Text provided
+===+

Also, just to verify which module command you are expecting, on your terminal run

module --version

+1 @dtalcott

Also you can try to launch interactive test job and check whether you can load module

Test1 : qsub -I
Test2 : qsub -V -I

You could try to use the absolute path!?

Adding /usr/bin/ps -fu randerson10 and /usr/bin/env had not affect.

The module --version output just is the following. module --avail, list, load is what is expected.
Modules based on Lua: Version 8.7.32 2023-08-28 12:42 -05:00
by Robert McLay mclay@tacc.utexas.edu

I am using OpenHPC with LMOD, and the lmod.sh withing /etc/profile.d/ file is below. It looks alright to my eye and it has not been messed with so it is the default that comes with.

[root@login0002 init]# cat /etc/profile.d/lmod.sh

#!/bin/sh

-- shell-script --

########################################################################

This is the system wide source file for setting up

modules:

########################################################################

NOOP if running under known resource manager

if [ -n “$SLURM_NODELIST” ] || [ -n “$PBS_NODEFILE” ]; then

return

fi

export LMOD_SETTARG_CMD=“:”

export LMOD_FULL_SETTARG_SUPPORT=no

export LMOD_COLORIZE=no

export LMOD_PREPEND_BLOCK=normal

if [ $EUID -eq 0 ]; then

export MODULEPATH=/opt/ohpc/admin/modulefiles:/opt/ohpc/pub/modulefiles

else

export MODULEPATH=/opt/ohpc/pub/modulefiles

fi

export BASH_ENV=/opt/ohpc/admin/lmod/lmod/init/bash

Initialize modules system

. /opt/ohpc/admin/lmod/lmod/init/bash >/dev/null

Load baseline OpenHPC environment

module try-add ohpc

I’m not familiar with ohpc and LMOD, but the following from /etc/profile.d/lmod.sh looks suspect:

Given that PBS sets PBS_NODEFILE, this says that lmod deliberately skips setting up modules when running under PBS. I have no idea why.

As adarsh suggested, if you run an interactive job (qsub -I), is the module command available?

In any case, put the following near the top of your job script and see if it helps:

source /opt/ohpc/admin/lmod/lmod/init/bash >/dev/null

So running an interactive job on the node is not working as you thought.

I am unable to load any modules because the module command is not available.

I tried putting source /opt/ohpc/admin/lmod/lmod/init/bash >/dev/null but that is not fixing the problem of initializing the module environment.

The lmod.sh script I referenced above was only on the login node, but placing it on the compute nodes now allows me to run an interactive job and then the module command is available. However, when submitting a non-interactive job, my job script error output still comes back with module command not found.

Any ideas as to why that would be?

Using google, I found that this is a known issue with openhpc.

+===+

Do this
Set down the passage from the thread on the missing module command, starting with "Also you can" and going on through "what is expected.", word for word.

+===+

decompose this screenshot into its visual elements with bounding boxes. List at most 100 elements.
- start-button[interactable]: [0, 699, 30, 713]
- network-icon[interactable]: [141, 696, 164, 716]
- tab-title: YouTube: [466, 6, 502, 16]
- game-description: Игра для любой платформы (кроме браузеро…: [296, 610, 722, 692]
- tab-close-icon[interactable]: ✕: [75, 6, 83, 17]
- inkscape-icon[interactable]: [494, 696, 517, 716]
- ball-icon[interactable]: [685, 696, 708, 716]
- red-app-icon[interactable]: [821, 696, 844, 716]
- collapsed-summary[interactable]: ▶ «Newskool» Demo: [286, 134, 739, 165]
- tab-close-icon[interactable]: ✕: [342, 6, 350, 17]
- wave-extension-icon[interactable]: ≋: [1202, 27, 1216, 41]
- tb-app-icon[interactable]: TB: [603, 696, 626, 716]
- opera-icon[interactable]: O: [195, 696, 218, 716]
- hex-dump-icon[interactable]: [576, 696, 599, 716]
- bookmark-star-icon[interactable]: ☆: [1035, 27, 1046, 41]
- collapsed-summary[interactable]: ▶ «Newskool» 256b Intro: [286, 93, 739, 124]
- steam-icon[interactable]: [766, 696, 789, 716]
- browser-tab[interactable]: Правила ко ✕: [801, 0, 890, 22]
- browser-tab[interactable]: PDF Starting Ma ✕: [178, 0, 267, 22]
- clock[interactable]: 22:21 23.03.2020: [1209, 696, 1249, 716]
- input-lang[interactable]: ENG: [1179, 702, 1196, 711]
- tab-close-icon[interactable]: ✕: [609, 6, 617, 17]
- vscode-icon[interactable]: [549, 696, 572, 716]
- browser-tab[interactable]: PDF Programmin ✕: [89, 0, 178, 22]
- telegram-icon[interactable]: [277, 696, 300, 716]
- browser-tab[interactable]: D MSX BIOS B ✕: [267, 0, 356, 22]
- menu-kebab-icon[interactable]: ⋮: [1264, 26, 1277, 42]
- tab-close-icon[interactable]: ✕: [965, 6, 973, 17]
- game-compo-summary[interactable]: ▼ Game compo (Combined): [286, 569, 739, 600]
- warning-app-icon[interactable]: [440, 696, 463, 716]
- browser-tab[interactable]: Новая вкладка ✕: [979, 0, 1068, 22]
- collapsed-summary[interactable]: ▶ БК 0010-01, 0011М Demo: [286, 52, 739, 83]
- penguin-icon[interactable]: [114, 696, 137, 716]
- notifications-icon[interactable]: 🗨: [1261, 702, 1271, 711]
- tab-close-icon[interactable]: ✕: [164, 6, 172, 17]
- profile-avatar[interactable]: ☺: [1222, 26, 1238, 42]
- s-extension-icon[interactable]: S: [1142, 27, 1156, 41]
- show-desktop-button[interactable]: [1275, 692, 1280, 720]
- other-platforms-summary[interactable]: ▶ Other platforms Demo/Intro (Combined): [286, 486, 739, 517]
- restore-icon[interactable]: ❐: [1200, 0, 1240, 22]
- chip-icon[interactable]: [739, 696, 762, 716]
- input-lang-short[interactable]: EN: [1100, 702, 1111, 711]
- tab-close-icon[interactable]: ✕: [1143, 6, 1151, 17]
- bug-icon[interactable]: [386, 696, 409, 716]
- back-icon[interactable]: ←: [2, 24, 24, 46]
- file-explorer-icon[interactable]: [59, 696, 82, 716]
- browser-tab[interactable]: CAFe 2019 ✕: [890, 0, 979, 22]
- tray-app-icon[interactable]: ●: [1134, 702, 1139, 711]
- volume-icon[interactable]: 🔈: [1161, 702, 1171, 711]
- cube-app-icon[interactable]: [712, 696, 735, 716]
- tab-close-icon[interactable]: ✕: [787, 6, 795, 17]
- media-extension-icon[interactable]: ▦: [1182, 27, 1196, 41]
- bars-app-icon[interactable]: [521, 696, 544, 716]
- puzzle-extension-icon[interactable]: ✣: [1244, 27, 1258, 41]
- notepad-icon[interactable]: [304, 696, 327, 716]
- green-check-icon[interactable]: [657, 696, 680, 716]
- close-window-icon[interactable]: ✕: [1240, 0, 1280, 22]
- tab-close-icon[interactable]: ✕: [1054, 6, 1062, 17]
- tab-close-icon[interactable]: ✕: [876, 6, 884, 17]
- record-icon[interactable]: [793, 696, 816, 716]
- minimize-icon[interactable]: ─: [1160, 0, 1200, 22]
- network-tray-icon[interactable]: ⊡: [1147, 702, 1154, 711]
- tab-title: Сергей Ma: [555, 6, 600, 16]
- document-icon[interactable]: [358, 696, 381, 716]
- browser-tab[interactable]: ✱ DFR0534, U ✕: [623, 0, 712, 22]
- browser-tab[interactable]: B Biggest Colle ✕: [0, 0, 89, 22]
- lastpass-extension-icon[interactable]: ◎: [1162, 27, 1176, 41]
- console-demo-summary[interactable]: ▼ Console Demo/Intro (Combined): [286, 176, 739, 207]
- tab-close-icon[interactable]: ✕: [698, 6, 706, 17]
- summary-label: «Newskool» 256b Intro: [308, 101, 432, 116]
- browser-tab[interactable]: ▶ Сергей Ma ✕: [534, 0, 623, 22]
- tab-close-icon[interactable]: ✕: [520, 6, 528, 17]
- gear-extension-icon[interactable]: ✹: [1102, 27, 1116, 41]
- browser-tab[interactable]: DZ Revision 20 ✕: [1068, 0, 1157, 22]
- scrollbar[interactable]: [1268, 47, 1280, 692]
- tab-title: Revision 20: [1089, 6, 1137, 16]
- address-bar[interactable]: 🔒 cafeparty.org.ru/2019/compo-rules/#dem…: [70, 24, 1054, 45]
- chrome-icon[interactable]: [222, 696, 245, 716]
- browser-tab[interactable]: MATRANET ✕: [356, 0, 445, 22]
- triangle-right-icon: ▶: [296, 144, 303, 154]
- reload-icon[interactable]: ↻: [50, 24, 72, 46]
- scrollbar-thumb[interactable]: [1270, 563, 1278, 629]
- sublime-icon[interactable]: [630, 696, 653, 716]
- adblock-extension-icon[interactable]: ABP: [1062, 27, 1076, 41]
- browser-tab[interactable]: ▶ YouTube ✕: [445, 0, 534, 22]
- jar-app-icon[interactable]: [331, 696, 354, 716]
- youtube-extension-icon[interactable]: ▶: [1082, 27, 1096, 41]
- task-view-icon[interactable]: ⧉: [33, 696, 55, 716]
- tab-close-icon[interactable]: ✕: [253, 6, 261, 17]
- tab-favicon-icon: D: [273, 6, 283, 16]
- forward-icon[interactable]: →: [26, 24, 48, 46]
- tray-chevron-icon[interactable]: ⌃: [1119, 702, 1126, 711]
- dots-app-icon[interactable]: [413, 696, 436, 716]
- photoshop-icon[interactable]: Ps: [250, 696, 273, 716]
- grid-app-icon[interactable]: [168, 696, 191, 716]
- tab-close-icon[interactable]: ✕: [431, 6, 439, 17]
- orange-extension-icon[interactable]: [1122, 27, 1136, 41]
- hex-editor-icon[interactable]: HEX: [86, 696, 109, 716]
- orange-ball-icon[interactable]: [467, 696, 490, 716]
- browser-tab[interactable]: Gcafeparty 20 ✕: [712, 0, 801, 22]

+===+

The response
Also you can try to launch interactive test job and check whether you can load module

Test1 : qsub -I
Test2 : qsub -V -I

You could try to use the absolute path!?

Adding /usr/bin/ps -fu randerson10 and /usr/bin/env had not affect.

The module --version output just is the following. module --avail, list, load is what is expected.